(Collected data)
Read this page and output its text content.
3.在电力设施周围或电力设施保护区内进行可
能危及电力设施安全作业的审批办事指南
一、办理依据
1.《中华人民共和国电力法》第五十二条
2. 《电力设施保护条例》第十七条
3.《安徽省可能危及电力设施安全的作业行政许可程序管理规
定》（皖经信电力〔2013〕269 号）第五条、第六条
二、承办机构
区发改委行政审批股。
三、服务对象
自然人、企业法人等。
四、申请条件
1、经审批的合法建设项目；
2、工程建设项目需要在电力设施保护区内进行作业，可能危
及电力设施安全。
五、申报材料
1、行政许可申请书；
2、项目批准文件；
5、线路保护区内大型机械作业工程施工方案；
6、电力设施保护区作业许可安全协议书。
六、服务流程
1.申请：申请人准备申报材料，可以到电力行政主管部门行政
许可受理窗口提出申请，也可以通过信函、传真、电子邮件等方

**Stated task**
Return the whole listing exactly, with every line included.

**Result for this task**
Read this page and output its text content.
3.在电力设施周围或电力设施保护区内进行可
能危及电力设施安全作业的审批办事指南
一、办理依据
1.《中华人民共和国电力法》第五十二条
2. 《电力设施保护条例》第十七条
3.《安徽省可能危及电力设施安全的作业行政许可程序管理规
定》（皖经信电力〔2013〕269 号）第五条、第六条
二、承办机构
区发改委行政审批股。
三、服务对象
自然人、企业法人等。
四、申请条件
1、经审批的合法建设项目；
2、工程建设项目需要在电力设施保护区内进行作业，可能危
及电力设施安全。
五、申报材料
1、行政许可申请书；
2、项目批准文件；
5、线路保护区内大型机械作业工程施工方案；
6、电力设施保护区作业许可安全协议书。
六、服务流程
1.申请：申请人准备申报材料，可以到电力行政主管部门行政
许可受理窗口提出申请，也可以通过信函、传真、电子邮件等方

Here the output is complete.